## [Request]
Copy out all of the material, matching it word for word.

## BEGIN Source material

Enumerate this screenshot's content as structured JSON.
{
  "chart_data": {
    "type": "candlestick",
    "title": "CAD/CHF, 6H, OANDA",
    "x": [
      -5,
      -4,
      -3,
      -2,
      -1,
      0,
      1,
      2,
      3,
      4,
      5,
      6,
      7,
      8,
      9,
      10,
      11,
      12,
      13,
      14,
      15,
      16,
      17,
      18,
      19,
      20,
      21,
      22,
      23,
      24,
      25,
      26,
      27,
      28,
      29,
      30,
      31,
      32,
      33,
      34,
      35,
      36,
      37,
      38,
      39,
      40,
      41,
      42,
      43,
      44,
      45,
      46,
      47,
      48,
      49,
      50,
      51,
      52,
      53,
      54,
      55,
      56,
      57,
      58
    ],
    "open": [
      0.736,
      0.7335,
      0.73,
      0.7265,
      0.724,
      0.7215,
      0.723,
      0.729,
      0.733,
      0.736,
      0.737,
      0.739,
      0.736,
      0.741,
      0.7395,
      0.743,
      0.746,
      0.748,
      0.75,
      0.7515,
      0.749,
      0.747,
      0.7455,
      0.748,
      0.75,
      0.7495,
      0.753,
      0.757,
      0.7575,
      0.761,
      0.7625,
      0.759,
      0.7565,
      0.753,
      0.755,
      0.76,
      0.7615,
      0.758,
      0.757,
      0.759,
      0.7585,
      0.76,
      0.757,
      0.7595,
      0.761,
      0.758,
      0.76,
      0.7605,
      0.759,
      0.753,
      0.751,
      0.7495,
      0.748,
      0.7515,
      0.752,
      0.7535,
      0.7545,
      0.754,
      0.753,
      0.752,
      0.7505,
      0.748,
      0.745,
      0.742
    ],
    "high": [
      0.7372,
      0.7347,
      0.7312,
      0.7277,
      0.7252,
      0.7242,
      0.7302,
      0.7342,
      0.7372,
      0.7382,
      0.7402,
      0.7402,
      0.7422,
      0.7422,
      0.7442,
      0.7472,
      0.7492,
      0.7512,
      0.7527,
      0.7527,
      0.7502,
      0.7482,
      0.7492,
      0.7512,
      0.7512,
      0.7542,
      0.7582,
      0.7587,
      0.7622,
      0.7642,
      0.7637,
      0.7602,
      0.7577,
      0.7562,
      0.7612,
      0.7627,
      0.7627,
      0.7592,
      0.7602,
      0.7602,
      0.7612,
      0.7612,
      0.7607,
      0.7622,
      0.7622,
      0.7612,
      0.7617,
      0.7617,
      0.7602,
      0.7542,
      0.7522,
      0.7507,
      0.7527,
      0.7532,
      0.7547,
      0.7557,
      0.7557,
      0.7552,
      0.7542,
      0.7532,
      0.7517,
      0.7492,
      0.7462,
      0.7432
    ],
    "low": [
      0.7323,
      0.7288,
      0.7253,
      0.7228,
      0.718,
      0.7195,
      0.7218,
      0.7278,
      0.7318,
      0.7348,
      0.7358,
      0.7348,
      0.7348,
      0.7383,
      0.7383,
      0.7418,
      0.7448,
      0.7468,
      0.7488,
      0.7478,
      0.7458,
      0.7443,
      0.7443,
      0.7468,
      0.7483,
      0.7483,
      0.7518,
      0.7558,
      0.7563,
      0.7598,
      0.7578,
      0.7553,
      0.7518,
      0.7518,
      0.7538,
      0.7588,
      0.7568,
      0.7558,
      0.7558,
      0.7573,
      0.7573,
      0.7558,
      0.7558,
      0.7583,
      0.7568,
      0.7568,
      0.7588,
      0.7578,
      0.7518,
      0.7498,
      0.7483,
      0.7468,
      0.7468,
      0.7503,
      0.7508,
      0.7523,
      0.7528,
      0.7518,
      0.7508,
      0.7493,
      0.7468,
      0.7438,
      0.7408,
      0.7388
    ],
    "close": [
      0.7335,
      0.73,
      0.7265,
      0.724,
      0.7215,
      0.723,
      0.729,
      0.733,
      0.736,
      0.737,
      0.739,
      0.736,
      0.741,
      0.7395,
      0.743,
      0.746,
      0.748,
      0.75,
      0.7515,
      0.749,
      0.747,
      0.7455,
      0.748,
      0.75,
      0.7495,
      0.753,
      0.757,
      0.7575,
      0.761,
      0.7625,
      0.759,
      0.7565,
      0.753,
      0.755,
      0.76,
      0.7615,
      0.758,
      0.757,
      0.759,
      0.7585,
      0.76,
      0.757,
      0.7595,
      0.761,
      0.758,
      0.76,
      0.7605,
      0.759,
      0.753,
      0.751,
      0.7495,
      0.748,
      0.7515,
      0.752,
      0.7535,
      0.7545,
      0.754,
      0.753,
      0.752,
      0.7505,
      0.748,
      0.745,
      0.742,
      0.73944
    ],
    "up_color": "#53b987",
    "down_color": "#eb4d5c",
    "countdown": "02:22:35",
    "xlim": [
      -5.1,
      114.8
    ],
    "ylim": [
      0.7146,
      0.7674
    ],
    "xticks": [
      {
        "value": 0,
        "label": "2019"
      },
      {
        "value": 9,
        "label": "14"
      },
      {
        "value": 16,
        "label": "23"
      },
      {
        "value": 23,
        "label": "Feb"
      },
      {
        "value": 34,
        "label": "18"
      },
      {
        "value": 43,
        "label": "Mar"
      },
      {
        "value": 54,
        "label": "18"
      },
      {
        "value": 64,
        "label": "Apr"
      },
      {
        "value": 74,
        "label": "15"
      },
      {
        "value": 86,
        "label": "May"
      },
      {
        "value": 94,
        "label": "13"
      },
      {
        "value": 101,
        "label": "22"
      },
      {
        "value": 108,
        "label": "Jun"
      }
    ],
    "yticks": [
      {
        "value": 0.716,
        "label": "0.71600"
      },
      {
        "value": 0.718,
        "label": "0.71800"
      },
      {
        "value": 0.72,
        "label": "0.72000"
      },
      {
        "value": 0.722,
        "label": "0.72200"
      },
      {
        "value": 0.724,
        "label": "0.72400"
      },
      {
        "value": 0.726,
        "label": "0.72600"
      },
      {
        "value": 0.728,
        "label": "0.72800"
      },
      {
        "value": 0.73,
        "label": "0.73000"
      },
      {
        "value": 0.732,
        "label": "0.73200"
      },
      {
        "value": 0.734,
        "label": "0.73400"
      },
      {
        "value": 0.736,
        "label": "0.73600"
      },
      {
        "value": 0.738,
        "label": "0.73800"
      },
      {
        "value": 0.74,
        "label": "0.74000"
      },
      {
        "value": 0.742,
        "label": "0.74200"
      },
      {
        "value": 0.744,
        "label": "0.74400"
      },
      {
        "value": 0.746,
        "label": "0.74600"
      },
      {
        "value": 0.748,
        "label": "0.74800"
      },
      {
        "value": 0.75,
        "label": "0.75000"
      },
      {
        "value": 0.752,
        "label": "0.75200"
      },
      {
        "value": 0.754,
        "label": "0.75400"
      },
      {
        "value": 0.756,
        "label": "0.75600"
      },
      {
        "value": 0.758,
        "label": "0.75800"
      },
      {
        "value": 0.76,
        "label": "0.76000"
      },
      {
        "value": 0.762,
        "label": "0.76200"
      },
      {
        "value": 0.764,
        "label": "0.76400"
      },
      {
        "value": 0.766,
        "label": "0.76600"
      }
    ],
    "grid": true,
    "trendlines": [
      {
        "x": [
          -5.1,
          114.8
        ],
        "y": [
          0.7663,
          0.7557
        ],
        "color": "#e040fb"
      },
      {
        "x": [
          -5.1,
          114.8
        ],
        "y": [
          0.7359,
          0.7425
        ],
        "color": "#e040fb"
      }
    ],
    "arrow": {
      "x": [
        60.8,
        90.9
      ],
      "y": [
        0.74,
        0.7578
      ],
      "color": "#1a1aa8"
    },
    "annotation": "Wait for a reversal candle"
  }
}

## END Source material

## [Final result]
Enumerate this screenshot's content as structured JSON.
{
  "chart_data": {
    "type": "candlestick",
    "title": "CAD/CHF, 6H, OANDA",
    "x": [
      -5,
      -4,
      -3,
      -2,
      -1,
      0,
      1,
      2,
      3,
      4,
      5,
      6,
      7,
      8,
      9,
      10,
      11,
      12,
      13,
      14,
      15,
      16,
      17,
      18,
      19,
      20,
      21,
      22,
      23,
      24,
      25,
      26,
      27,
      28,
      29,
      30,
      31,
      32,
      33,
      34,
      35,
      36,
      37,
      38,
      39,
      40,
      41,
      42,
      43,
      44,
      45,
      46,
      47,
      48,
      49,
      50,
      51,
      52,
      53,
      54,
      55,
      56,
      57,
      58
    ],
    "open": [
      0.736,
      0.7335,
      0.73,
      0.7265,
      0.724,
      0.7215,
      0.723,
      0.729,
      0.733,
      0.736,
      0.737,
      0.739,
      0.736,
      0.741,
      0.7395,
      0.743,
      0.746,
      0.748,
      0.75,
      0.7515,
      0.749,
      0.747,
      0.7455,
      0.748,
      0.75,
      0.7495,
      0.753,
      0.757,
      0.7575,
      0.761,
      0.7625,
      0.759,
      0.7565,
      0.753,
      0.755,
      0.76,
      0.7615,
      0.758,
      0.757,
      0.759,
      0.7585,
      0.76,
      0.757,
      0.7595,
      0.761,
      0.758,
      0.76,
      0.7605,
      0.759,
      0.753,
      0.751,
      0.7495,
      0.748,
      0.7515,
      0.752,
      0.7535,
      0.7545,
      0.754,
      0.753,
      0.752,
      0.7505,
      0.748,
      0.745,
      0.742
    ],
    "high": [
      0.7372,
      0.7347,
      0.7312,
      0.7277,
      0.7252,
      0.7242,
      0.7302,
      0.7342,
      0.7372,
      0.7382,
      0.7402,
      0.7402,
      0.7422,
      0.7422,
      0.7442,
      0.7472,
      0.7492,
      0.7512,
      0.7527,
      0.7527,
      0.7502,
      0.7482,
      0.7492,
      0.7512,
      0.7512,
      0.7542,
      0.7582,
      0.7587,
      0.7622,
      0.7642,
      0.7637,
      0.7602,
      0.7577,
      0.7562,
      0.7612,
      0.7627,
      0.7627,
      0.7592,
      0.7602,
      0.7602,
      0.7612,
      0.7612,
      0.7607,
      0.7622,
      0.7622,
      0.7612,
      0.7617,
      0.7617,
      0.7602,
      0.7542,
      0.7522,
      0.7507,
      0.7527,
      0.7532,
      0.7547,
      0.7557,
      0.7557,
      0.7552,
      0.7542,
      0.7532,
      0.7517,
      0.7492,
      0.7462,
      0.7432
    ],
    "low": [
      0.7323,
      0.7288,
      0.7253,
      0.7228,
      0.718,
      0.7195,
      0.7218,
      0.7278,
      0.7318,
      0.7348,
      0.7358,
      0.7348,
      0.7348,
      0.7383,
      0.7383,
      0.7418,
      0.7448,
      0.7468,
      0.7488,
      0.7478,
      0.7458,
      0.7443,
      0.7443,
      0.7468,
      0.7483,
      0.7483,
      0.7518,
      0.7558,
      0.7563,
      0.7598,
      0.7578,
      0.7553,
      0.7518,
      0.7518,
      0.7538,
      0.7588,
      0.7568,
      0.7558,
      0.7558,
      0.7573,
      0.7573,
      0.7558,
      0.7558,
      0.7583,
      0.7568,
      0.7568,
      0.7588,
      0.7578,
      0.7518,
      0.7498,
      0.7483,
      0.7468,
      0.7468,
      0.7503,
      0.7508,
      0.7523,
      0.7528,
      0.7518,
      0.7508,
      0.7493,
      0.7468,
      0.7438,
      0.7408,
      0.7388
    ],
    "close": [
      0.7335,
      0.73,
      0.7265,
      0.724,
      0.7215,
      0.723,
      0.729,
      0.733,
      0.736,
      0.737,
      0.739,
      0.736,
      0.741,
      0.7395,
      0.743,
      0.746,
      0.748,
      0.75,
      0.7515,
      0.749,
      0.747,
      0.7455,
      0.748,
      0.75,
      0.7495,
      0.753,
      0.757,
      0.7575,
      0.761,
      0.7625,
      0.759,
      0.7565,
      0.753,
      0.755,
      0.76,
      0.7615,
      0.758,
      0.757,
      0.759,
      0.7585,
      0.76,
      0.757,
      0.7595,
      0.761,
      0.758,
      0.76,
      0.7605,
      0.759,
      0.753,
      0.751,
      0.7495,
      0.748,
      0.7515,
      0.752,
      0.7535,
      0.7545,
      0.754,
      0.753,
      0.752,
      0.7505,
      0.748,
      0.745,
      0.742,
      0.73944
    ],
    "up_color": "#53b987",
    "down_color": "#eb4d5c",
    "countdown": "02:22:35",
    "xlim": [
      -5.1,
      114.8
    ],
    "ylim": [
      0.7146,
      0.7674
    ],
    "xticks": [
      {
        "value": 0,
        "label": "2019"
      },
      {
        "value": 9,
        "label": "14"
      },
      {
        "value": 16,
        "label": "23"
      },
      {
        "value": 23,
        "label": "Feb"
      },
      {
        "value": 34,
        "label": "18"
      },
      {
        "value": 43,
        "label": "Mar"
      },
      {
        "value": 54,
        "label": "18"
      },
      {
        "value": 64,
        "label": "Apr"
      },
      {
        "value": 74,
        "label": "15"
      },
      {
        "value": 86,
        "label": "May"
      },
      {
        "value": 94,
        "label": "13"
      },
      {
        "value": 101,
        "label": "22"
      },
      {
        "value": 108,
        "label": "Jun"
      }
    ],
    "yticks": [
      {
        "value": 0.716,
        "label": "0.71600"
      },
      {
        "value": 0.718,
        "label": "0.71800"
      },
      {
        "value": 0.72,
        "label": "0.72000"
      },
      {
        "value": 0.722,
        "label": "0.72200"
      },
      {
        "value": 0.724,
        "label": "0.72400"
      },
      {
        "value": 0.726,
        "label": "0.72600"
      },
      {
        "value": 0.728,
        "label": "0.72800"
      },
      {
        "value": 0.73,
        "label": "0.73000"
      },
      {
        "value": 0.732,
        "label": "0.73200"
      },
      {
        "value": 0.734,
        "label": "0.73400"
      },
      {
        "value": 0.736,
        "label": "0.73600"
      },
      {
        "value": 0.738,
        "label": "0.73800"
      },
      {
        "value": 0.74,
        "label": "0.74000"
      },
      {
        "value": 0.742,
        "label": "0.74200"
      },
      {
        "value": 0.744,
        "label": "0.74400"
      },
      {
        "value": 0.746,
        "label": "0.74600"
      },
      {
        "value": 0.748,
        "label": "0.74800"
      },
      {
        "value": 0.75,
        "label": "0.75000"
      },
      {
        "value": 0.752,
        "label": "0.75200"
      },
      {
        "value": 0.754,
        "label": "0.75400"
      },
      {
        "value": 0.756,
        "label": "0.75600"
      },
      {
        "value": 0.758,
        "label": "0.75800"
      },
      {
        "value": 0.76,
        "label": "0.76000"
      },
      {
        "value": 0.762,
        "label": "0.76200"
      },
      {
        "value": 0.764,
        "label": "0.76400"
      },
      {
        "value": 0.766,
        "label": "0.76600"
      }
    ],
    "grid": true,
    "trendlines": [
      {
        "x": [
          -5.1,
          114.8
        ],
        "y": [
          0.7663,
          0.7557
        ],
        "color": "#e040fb"
      },
      {
        "x": [
          -5.1,
          114.8
        ],
        "y": [
          0.7359,
          0.7425
        ],
        "color": "#e040fb"
      }
    ],
    "arrow": {
      "x": [
        60.8,
        90.9
      ],
      "y": [
        0.74,
        0.7578
      ],
      "color": "#1a1aa8"
    },
    "annotation": "Wait for a reversal candle"
  }
}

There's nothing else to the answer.